'''

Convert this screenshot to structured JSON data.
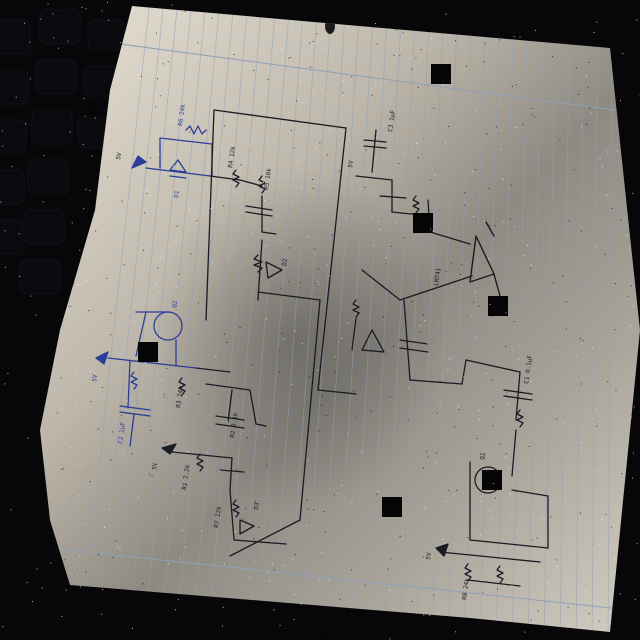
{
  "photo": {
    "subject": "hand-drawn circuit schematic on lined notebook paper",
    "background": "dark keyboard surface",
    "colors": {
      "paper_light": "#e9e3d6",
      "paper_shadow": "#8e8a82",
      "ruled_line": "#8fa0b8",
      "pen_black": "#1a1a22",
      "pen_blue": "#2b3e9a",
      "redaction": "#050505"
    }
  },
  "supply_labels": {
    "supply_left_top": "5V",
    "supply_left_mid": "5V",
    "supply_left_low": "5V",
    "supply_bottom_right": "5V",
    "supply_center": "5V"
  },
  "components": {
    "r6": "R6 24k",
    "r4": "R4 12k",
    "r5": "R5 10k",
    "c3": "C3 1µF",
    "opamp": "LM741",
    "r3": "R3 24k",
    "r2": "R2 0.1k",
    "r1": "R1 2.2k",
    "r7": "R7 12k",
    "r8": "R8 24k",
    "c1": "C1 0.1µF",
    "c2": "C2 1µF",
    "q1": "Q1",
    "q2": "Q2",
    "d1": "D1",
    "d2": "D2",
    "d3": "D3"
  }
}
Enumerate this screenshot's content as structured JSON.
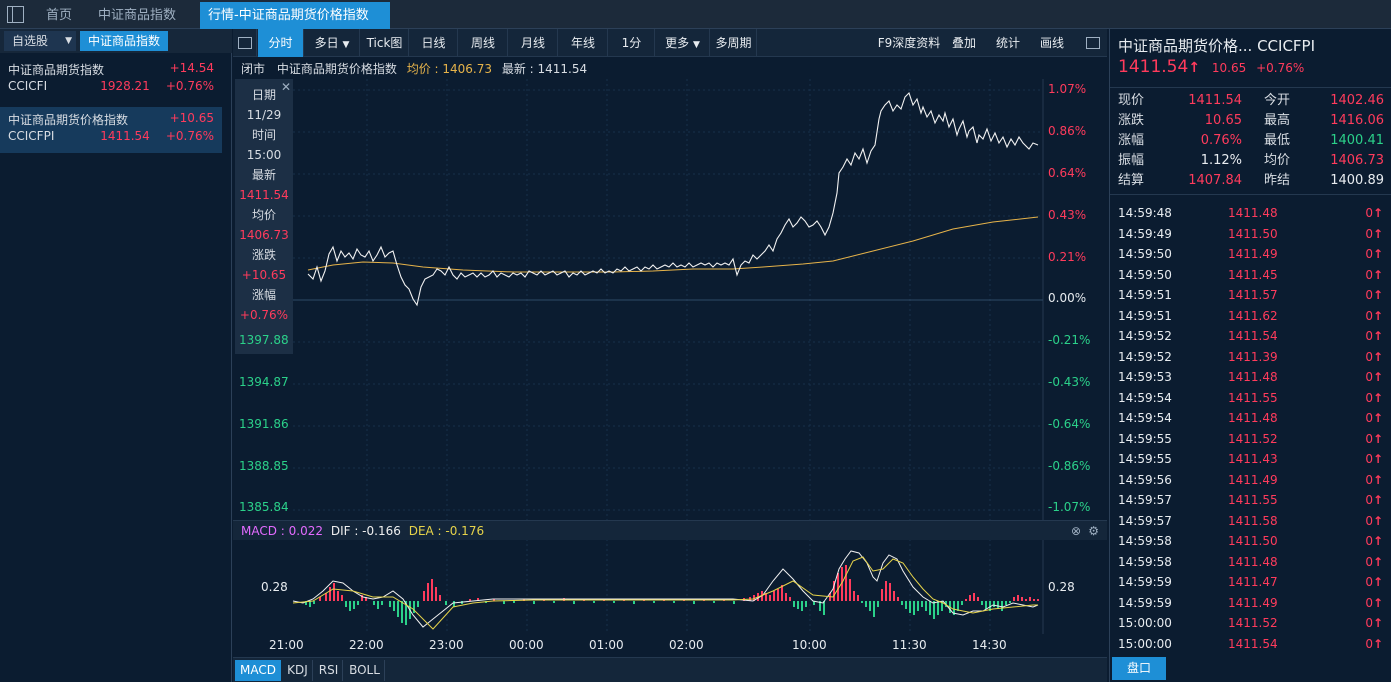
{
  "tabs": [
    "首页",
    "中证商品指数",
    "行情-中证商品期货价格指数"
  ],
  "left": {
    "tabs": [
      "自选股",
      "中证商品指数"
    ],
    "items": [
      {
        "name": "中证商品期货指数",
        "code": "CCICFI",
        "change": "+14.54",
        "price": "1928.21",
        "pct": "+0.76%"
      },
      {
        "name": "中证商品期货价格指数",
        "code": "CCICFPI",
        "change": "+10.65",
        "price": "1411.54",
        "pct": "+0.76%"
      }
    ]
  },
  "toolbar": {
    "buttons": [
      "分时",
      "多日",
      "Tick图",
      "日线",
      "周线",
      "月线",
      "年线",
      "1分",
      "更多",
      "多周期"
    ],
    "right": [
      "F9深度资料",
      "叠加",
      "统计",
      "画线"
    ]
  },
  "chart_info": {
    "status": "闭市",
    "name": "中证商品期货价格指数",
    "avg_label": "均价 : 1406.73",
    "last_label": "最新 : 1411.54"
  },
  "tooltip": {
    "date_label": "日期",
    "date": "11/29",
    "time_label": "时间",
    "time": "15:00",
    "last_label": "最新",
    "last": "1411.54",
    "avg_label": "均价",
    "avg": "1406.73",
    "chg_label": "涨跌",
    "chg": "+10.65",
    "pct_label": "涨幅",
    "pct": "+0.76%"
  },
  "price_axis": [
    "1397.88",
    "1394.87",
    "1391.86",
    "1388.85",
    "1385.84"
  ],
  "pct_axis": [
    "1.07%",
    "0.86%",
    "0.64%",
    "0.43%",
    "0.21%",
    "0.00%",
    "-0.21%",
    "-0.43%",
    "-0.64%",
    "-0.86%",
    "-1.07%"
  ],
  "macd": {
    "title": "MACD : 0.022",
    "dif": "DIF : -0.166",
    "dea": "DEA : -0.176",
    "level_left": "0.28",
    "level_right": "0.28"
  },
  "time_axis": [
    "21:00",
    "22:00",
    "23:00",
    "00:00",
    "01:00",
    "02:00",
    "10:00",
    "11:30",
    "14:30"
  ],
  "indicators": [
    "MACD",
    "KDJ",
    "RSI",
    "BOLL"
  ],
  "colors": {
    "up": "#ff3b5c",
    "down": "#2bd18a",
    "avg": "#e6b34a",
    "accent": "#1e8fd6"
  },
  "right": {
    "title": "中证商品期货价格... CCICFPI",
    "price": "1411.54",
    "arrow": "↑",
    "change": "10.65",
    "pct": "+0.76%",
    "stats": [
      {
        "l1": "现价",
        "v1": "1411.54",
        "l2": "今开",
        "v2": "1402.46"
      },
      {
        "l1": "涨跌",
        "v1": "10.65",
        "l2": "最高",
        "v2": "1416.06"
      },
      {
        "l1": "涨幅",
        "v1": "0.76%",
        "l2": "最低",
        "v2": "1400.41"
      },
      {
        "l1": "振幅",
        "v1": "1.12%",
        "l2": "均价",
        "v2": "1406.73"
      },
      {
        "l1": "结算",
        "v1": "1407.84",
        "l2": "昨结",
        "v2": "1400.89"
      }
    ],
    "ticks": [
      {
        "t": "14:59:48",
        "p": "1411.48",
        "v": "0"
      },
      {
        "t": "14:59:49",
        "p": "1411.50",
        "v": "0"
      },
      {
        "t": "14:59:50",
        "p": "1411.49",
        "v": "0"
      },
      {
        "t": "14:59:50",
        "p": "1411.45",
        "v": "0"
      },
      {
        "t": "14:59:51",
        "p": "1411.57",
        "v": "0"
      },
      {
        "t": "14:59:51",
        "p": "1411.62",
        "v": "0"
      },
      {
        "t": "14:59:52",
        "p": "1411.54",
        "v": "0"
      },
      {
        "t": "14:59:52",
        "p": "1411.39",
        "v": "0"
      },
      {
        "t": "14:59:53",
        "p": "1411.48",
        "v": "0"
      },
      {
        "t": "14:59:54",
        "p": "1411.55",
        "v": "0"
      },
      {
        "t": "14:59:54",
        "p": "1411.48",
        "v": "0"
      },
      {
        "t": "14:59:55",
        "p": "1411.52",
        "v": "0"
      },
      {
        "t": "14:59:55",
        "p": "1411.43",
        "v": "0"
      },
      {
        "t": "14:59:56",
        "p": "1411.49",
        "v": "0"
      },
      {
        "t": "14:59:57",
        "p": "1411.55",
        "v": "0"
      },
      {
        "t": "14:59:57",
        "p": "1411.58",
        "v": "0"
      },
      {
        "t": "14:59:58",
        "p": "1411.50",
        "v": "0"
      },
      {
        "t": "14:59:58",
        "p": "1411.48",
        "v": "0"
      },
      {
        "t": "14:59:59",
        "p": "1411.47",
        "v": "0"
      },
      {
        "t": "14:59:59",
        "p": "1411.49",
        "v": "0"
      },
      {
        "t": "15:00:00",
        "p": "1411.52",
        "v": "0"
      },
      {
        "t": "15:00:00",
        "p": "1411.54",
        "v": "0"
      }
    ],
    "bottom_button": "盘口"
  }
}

'''

- **WRITTEN TASK**
Quote every record above exactly, leaving out any pictures.

- **FULL RESPONSE**
Convert this screenshot to structured JSON data.
{
  "photo": {
    "subject": "hand-drawn circuit schematic on lined notebook paper",
    "background": "dark keyboard surface",
    "colors": {
      "paper_light": "#e9e3d6",
      "paper_shadow": "#8e8a82",
      "ruled_line": "#8fa0b8",
      "pen_black": "#1a1a22",
      "pen_blue": "#2b3e9a",
      "redaction": "#050505"
    }
  },
  "supply_labels": {
    "supply_left_top": "5V",
    "supply_left_mid": "5V",
    "supply_left_low": "5V",
    "supply_bottom_right": "5V",
    "supply_center": "5V"
  },
  "components": {
    "r6": "R6 24k",
    "r4": "R4 12k",
    "r5": "R5 10k",
    "c3": "C3 1µF",
    "opamp": "LM741",
    "r3": "R3 24k",
    "r2": "R2 0.1k",
    "r1": "R1 2.2k",
    "r7": "R7 12k",
    "r8": "R8 24k",
    "c1": "C1 0.1µF",
    "c2": "C2 1µF",
    "q1": "Q1",
    "q2": "Q2",
    "d1": "D1",
    "d2": "D2",
    "d3": "D3"
  }
}
Enumerate this screenshot's content as structured JSON.
{
  "tabs": [
    "首页",
    "中证商品指数",
    "行情-中证商品期货价格指数"
  ],
  "left": {
    "tabs": [
      "自选股",
      "中证商品指数"
    ],
    "items": [
      {
        "name": "中证商品期货指数",
        "code": "CCICFI",
        "change": "+14.54",
        "price": "1928.21",
        "pct": "+0.76%"
      },
      {
        "name": "中证商品期货价格指数",
        "code": "CCICFPI",
        "change": "+10.65",
        "price": "1411.54",
        "pct": "+0.76%"
      }
    ]
  },
  "toolbar": {
    "buttons": [
      "分时",
      "多日",
      "Tick图",
      "日线",
      "周线",
      "月线",
      "年线",
      "1分",
      "更多",
      "多周期"
    ],
    "right": [
      "F9深度资料",
      "叠加",
      "统计",
      "画线"
    ]
  },
  "chart_info": {
    "status": "闭市",
    "name": "中证商品期货价格指数",
    "avg_label": "均价 : 1406.73",
    "last_label": "最新 : 1411.54"
  },
  "tooltip": {
    "date_label": "日期",
    "date": "11/29",
    "time_label": "时间",
    "time": "15:00",
    "last_label": "最新",
    "last": "1411.54",
    "avg_label": "均价",
    "avg": "1406.73",
    "chg_label": "涨跌",
    "chg": "+10.65",
    "pct_label": "涨幅",
    "pct": "+0.76%"
  },
  "price_axis": [
    "1397.88",
    "1394.87",
    "1391.86",
    "1388.85",
    "1385.84"
  ],
  "pct_axis": [
    "1.07%",
    "0.86%",
    "0.64%",
    "0.43%",
    "0.21%",
    "0.00%",
    "-0.21%",
    "-0.43%",
    "-0.64%",
    "-0.86%",
    "-1.07%"
  ],
  "macd": {
    "title": "MACD : 0.022",
    "dif": "DIF : -0.166",
    "dea": "DEA : -0.176",
    "level_left": "0.28",
    "level_right": "0.28"
  },
  "time_axis": [
    "21:00",
    "22:00",
    "23:00",
    "00:00",
    "01:00",
    "02:00",
    "10:00",
    "11:30",
    "14:30"
  ],
  "indicators": [
    "MACD",
    "KDJ",
    "RSI",
    "BOLL"
  ],
  "colors": {
    "up": "#ff3b5c",
    "down": "#2bd18a",
    "avg": "#e6b34a",
    "accent": "#1e8fd6"
  },
  "right": {
    "title": "中证商品期货价格... CCICFPI",
    "price": "1411.54",
    "arrow": "↑",
    "change": "10.65",
    "pct": "+0.76%",
    "stats": [
      {
        "l1": "现价",
        "v1": "1411.54",
        "l2": "今开",
        "v2": "1402.46"
      },
      {
        "l1": "涨跌",
        "v1": "10.65",
        "l2": "最高",
        "v2": "1416.06"
      },
      {
        "l1": "涨幅",
        "v1": "0.76%",
        "l2": "最低",
        "v2": "1400.41"
      },
      {
        "l1": "振幅",
        "v1": "1.12%",
        "l2": "均价",
        "v2": "1406.73"
      },
      {
        "l1": "结算",
        "v1": "1407.84",
        "l2": "昨结",
        "v2": "1400.89"
      }
    ],
    "ticks": [
      {
        "t": "14:59:48",
        "p": "1411.48",
        "v": "0"
      },
      {
        "t": "14:59:49",
        "p": "1411.50",
        "v": "0"
      },
      {
        "t": "14:59:50",
        "p": "1411.49",
        "v": "0"
      },
      {
        "t": "14:59:50",
        "p": "1411.45",
        "v": "0"
      },
      {
        "t": "14:59:51",
        "p": "1411.57",
        "v": "0"
      },
      {
        "t": "14:59:51",
        "p": "1411.62",
        "v": "0"
      },
      {
        "t": "14:59:52",
        "p": "1411.54",
        "v": "0"
      },
      {
        "t": "14:59:52",
        "p": "1411.39",
        "v": "0"
      },
      {
        "t": "14:59:53",
        "p": "1411.48",
        "v": "0"
      },
      {
        "t": "14:59:54",
        "p": "1411.55",
        "v": "0"
      },
      {
        "t": "14:59:54",
        "p": "1411.48",
        "v": "0"
      },
      {
        "t": "14:59:55",
        "p": "1411.52",
        "v": "0"
      },
      {
        "t": "14:59:55",
        "p": "1411.43",
        "v": "0"
      },
      {
        "t": "14:59:56",
        "p": "1411.49",
        "v": "0"
      },
      {
        "t": "14:59:57",
        "p": "1411.55",
        "v": "0"
      },
      {
        "t": "14:59:57",
        "p": "1411.58",
        "v": "0"
      },
      {
        "t": "14:59:58",
        "p": "1411.50",
        "v": "0"
      },
      {
        "t": "14:59:58",
        "p": "1411.48",
        "v": "0"
      },
      {
        "t": "14:59:59",
        "p": "1411.47",
        "v": "0"
      },
      {
        "t": "14:59:59",
        "p": "1411.49",
        "v": "0"
      },
      {
        "t": "15:00:00",
        "p": "1411.52",
        "v": "0"
      },
      {
        "t": "15:00:00",
        "p": "1411.54",
        "v": "0"
      }
    ],
    "bottom_button": "盘口"
  }
}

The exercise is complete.